» Task directions: Transcribe every line of the listing below without any deviation.
-- Start --
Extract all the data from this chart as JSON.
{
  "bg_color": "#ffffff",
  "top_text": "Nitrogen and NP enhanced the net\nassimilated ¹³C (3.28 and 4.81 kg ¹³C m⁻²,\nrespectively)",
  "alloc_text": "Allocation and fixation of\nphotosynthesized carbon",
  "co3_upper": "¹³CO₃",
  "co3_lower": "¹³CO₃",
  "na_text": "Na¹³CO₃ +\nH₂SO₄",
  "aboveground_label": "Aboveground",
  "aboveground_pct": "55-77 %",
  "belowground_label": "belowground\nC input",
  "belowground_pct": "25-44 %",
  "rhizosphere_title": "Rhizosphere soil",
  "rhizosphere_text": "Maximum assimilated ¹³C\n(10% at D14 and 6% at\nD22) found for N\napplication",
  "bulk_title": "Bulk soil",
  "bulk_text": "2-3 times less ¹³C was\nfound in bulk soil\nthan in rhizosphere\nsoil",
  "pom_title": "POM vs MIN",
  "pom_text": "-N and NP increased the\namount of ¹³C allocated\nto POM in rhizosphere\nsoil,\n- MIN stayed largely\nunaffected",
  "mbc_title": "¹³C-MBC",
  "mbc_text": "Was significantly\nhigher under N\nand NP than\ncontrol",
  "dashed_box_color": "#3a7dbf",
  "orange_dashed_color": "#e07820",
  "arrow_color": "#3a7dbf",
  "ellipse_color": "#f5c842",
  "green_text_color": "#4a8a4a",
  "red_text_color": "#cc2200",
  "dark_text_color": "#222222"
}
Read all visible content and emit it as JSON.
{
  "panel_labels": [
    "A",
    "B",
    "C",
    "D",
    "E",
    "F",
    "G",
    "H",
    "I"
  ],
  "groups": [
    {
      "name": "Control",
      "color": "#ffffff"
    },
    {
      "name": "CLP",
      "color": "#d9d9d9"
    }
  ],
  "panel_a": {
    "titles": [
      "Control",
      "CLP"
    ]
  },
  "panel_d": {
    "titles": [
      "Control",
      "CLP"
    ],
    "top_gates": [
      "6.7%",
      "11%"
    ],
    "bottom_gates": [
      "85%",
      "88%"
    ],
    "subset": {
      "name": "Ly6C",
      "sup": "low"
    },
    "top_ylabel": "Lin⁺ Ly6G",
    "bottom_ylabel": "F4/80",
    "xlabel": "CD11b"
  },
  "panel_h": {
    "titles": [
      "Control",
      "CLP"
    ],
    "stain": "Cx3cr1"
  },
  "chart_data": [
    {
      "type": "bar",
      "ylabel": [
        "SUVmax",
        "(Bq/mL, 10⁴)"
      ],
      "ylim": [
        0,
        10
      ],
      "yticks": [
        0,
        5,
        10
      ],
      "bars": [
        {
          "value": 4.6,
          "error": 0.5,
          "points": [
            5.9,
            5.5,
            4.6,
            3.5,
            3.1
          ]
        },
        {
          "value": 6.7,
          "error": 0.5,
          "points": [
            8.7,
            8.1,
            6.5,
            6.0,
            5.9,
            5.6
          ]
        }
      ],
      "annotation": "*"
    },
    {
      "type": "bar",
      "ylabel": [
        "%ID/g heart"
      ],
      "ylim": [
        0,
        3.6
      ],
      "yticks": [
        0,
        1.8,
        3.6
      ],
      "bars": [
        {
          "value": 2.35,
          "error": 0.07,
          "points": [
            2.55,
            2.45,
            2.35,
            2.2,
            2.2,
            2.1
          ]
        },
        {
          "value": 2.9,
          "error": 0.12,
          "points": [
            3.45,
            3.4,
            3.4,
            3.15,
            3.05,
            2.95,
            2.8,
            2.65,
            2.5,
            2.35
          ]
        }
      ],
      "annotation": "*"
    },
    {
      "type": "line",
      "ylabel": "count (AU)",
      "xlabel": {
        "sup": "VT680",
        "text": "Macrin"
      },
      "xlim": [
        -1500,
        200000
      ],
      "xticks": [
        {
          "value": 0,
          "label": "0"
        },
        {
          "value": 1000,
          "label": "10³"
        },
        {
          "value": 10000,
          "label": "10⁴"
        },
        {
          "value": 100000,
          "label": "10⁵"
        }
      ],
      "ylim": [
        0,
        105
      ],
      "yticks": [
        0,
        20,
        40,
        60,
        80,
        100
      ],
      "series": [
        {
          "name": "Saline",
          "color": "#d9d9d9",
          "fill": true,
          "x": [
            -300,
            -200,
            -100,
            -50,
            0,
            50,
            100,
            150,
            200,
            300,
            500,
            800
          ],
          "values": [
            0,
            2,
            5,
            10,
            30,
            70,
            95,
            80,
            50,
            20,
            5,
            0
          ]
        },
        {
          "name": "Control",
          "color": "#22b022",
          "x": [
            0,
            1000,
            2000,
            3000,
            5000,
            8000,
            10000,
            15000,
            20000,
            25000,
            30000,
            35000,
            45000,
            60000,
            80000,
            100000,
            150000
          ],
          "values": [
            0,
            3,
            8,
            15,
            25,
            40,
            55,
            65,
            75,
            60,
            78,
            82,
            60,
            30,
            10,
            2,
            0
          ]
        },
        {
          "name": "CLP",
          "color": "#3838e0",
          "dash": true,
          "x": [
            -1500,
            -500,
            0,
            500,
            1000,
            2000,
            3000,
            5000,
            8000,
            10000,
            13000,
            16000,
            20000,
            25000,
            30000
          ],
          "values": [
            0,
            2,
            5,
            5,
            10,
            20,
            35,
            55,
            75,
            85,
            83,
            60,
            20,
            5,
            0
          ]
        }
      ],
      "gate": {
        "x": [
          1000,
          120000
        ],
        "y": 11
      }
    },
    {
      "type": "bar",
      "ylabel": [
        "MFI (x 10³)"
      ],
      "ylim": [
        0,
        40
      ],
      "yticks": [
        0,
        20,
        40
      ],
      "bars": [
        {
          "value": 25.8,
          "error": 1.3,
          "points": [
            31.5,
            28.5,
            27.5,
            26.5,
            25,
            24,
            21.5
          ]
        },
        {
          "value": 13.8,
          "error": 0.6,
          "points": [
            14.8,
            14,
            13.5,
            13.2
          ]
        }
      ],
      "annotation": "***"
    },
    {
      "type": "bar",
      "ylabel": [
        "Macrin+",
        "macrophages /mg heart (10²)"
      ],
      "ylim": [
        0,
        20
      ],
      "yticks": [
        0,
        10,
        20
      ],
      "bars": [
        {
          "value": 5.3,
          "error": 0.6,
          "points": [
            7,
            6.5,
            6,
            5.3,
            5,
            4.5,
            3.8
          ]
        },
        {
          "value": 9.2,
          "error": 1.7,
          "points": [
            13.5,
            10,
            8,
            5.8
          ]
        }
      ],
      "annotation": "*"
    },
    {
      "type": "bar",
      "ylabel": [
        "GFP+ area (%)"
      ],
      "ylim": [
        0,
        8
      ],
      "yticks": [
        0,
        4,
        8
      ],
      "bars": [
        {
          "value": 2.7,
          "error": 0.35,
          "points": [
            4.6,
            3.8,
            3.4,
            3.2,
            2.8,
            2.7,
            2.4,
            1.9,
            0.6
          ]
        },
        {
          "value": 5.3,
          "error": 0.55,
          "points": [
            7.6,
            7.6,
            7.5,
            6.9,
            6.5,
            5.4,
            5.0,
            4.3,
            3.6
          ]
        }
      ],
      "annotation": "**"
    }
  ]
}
-- End --
» Answer to the task:
Extract all the data from this chart as JSON.
{
  "bg_color": "#ffffff",
  "top_text": "Nitrogen and NP enhanced the net\nassimilated ¹³C (3.28 and 4.81 kg ¹³C m⁻²,\nrespectively)",
  "alloc_text": "Allocation and fixation of\nphotosynthesized carbon",
  "co3_upper": "¹³CO₃",
  "co3_lower": "¹³CO₃",
  "na_text": "Na¹³CO₃ +\nH₂SO₄",
  "aboveground_label": "Aboveground",
  "aboveground_pct": "55-77 %",
  "belowground_label": "belowground\nC input",
  "belowground_pct": "25-44 %",
  "rhizosphere_title": "Rhizosphere soil",
  "rhizosphere_text": "Maximum assimilated ¹³C\n(10% at D14 and 6% at\nD22) found for N\napplication",
  "bulk_title": "Bulk soil",
  "bulk_text": "2-3 times less ¹³C was\nfound in bulk soil\nthan in rhizosphere\nsoil",
  "pom_title": "POM vs MIN",
  "pom_text": "-N and NP increased the\namount of ¹³C allocated\nto POM in rhizosphere\nsoil,\n- MIN stayed largely\nunaffected",
  "mbc_title": "¹³C-MBC",
  "mbc_text": "Was significantly\nhigher under N\nand NP than\ncontrol",
  "dashed_box_color": "#3a7dbf",
  "orange_dashed_color": "#e07820",
  "arrow_color": "#3a7dbf",
  "ellipse_color": "#f5c842",
  "green_text_color": "#4a8a4a",
  "red_text_color": "#cc2200",
  "dark_text_color": "#222222"
}
Read all visible content and emit it as JSON.
{
  "panel_labels": [
    "A",
    "B",
    "C",
    "D",
    "E",
    "F",
    "G",
    "H",
    "I"
  ],
  "groups": [
    {
      "name": "Control",
      "color": "#ffffff"
    },
    {
      "name": "CLP",
      "color": "#d9d9d9"
    }
  ],
  "panel_a": {
    "titles": [
      "Control",
      "CLP"
    ]
  },
  "panel_d": {
    "titles": [
      "Control",
      "CLP"
    ],
    "top_gates": [
      "6.7%",
      "11%"
    ],
    "bottom_gates": [
      "85%",
      "88%"
    ],
    "subset": {
      "name": "Ly6C",
      "sup": "low"
    },
    "top_ylabel": "Lin⁺ Ly6G",
    "bottom_ylabel": "F4/80",
    "xlabel": "CD11b"
  },
  "panel_h": {
    "titles": [
      "Control",
      "CLP"
    ],
    "stain": "Cx3cr1"
  },
  "chart_data": [
    {
      "type": "bar",
      "ylabel": [
        "SUVmax",
        "(Bq/mL, 10⁴)"
      ],
      "ylim": [
        0,
        10
      ],
      "yticks": [
        0,
        5,
        10
      ],
      "bars": [
        {
          "value": 4.6,
          "error": 0.5,
          "points": [
            5.9,
            5.5,
            4.6,
            3.5,
            3.1
          ]
        },
        {
          "value": 6.7,
          "error": 0.5,
          "points": [
            8.7,
            8.1,
            6.5,
            6.0,
            5.9,
            5.6
          ]
        }
      ],
      "annotation": "*"
    },
    {
      "type": "bar",
      "ylabel": [
        "%ID/g heart"
      ],
      "ylim": [
        0,
        3.6
      ],
      "yticks": [
        0,
        1.8,
        3.6
      ],
      "bars": [
        {
          "value": 2.35,
          "error": 0.07,
          "points": [
            2.55,
            2.45,
            2.35,
            2.2,
            2.2,
            2.1
          ]
        },
        {
          "value": 2.9,
          "error": 0.12,
          "points": [
            3.45,
            3.4,
            3.4,
            3.15,
            3.05,
            2.95,
            2.8,
            2.65,
            2.5,
            2.35
          ]
        }
      ],
      "annotation": "*"
    },
    {
      "type": "line",
      "ylabel": "count (AU)",
      "xlabel": {
        "sup": "VT680",
        "text": "Macrin"
      },
      "xlim": [
        -1500,
        200000
      ],
      "xticks": [
        {
          "value": 0,
          "label": "0"
        },
        {
          "value": 1000,
          "label": "10³"
        },
        {
          "value": 10000,
          "label": "10⁴"
        },
        {
          "value": 100000,
          "label": "10⁵"
        }
      ],
      "ylim": [
        0,
        105
      ],
      "yticks": [
        0,
        20,
        40,
        60,
        80,
        100
      ],
      "series": [
        {
          "name": "Saline",
          "color": "#d9d9d9",
          "fill": true,
          "x": [
            -300,
            -200,
            -100,
            -50,
            0,
            50,
            100,
            150,
            200,
            300,
            500,
            800
          ],
          "values": [
            0,
            2,
            5,
            10,
            30,
            70,
            95,
            80,
            50,
            20,
            5,
            0
          ]
        },
        {
          "name": "Control",
          "color": "#22b022",
          "x": [
            0,
            1000,
            2000,
            3000,
            5000,
            8000,
            10000,
            15000,
            20000,
            25000,
            30000,
            35000,
            45000,
            60000,
            80000,
            100000,
            150000
          ],
          "values": [
            0,
            3,
            8,
            15,
            25,
            40,
            55,
            65,
            75,
            60,
            78,
            82,
            60,
            30,
            10,
            2,
            0
          ]
        },
        {
          "name": "CLP",
          "color": "#3838e0",
          "dash": true,
          "x": [
            -1500,
            -500,
            0,
            500,
            1000,
            2000,
            3000,
            5000,
            8000,
            10000,
            13000,
            16000,
            20000,
            25000,
            30000
          ],
          "values": [
            0,
            2,
            5,
            5,
            10,
            20,
            35,
            55,
            75,
            85,
            83,
            60,
            20,
            5,
            0
          ]
        }
      ],
      "gate": {
        "x": [
          1000,
          120000
        ],
        "y": 11
      }
    },
    {
      "type": "bar",
      "ylabel": [
        "MFI (x 10³)"
      ],
      "ylim": [
        0,
        40
      ],
      "yticks": [
        0,
        20,
        40
      ],
      "bars": [
        {
          "value": 25.8,
          "error": 1.3,
          "points": [
            31.5,
            28.5,
            27.5,
            26.5,
            25,
            24,
            21.5
          ]
        },
        {
          "value": 13.8,
          "error": 0.6,
          "points": [
            14.8,
            14,
            13.5,
            13.2
          ]
        }
      ],
      "annotation": "***"
    },
    {
      "type": "bar",
      "ylabel": [
        "Macrin+",
        "macrophages /mg heart (10²)"
      ],
      "ylim": [
        0,
        20
      ],
      "yticks": [
        0,
        10,
        20
      ],
      "bars": [
        {
          "value": 5.3,
          "error": 0.6,
          "points": [
            7,
            6.5,
            6,
            5.3,
            5,
            4.5,
            3.8
          ]
        },
        {
          "value": 9.2,
          "error": 1.7,
          "points": [
            13.5,
            10,
            8,
            5.8
          ]
        }
      ],
      "annotation": "*"
    },
    {
      "type": "bar",
      "ylabel": [
        "GFP+ area (%)"
      ],
      "ylim": [
        0,
        8
      ],
      "yticks": [
        0,
        4,
        8
      ],
      "bars": [
        {
          "value": 2.7,
          "error": 0.35,
          "points": [
            4.6,
            3.8,
            3.4,
            3.2,
            2.8,
            2.7,
            2.4,
            1.9,
            0.6
          ]
        },
        {
          "value": 5.3,
          "error": 0.55,
          "points": [
            7.6,
            7.6,
            7.5,
            6.9,
            6.5,
            5.4,
            5.0,
            4.3,
            3.6
          ]
        }
      ],
      "annotation": "**"
    }
  ]
}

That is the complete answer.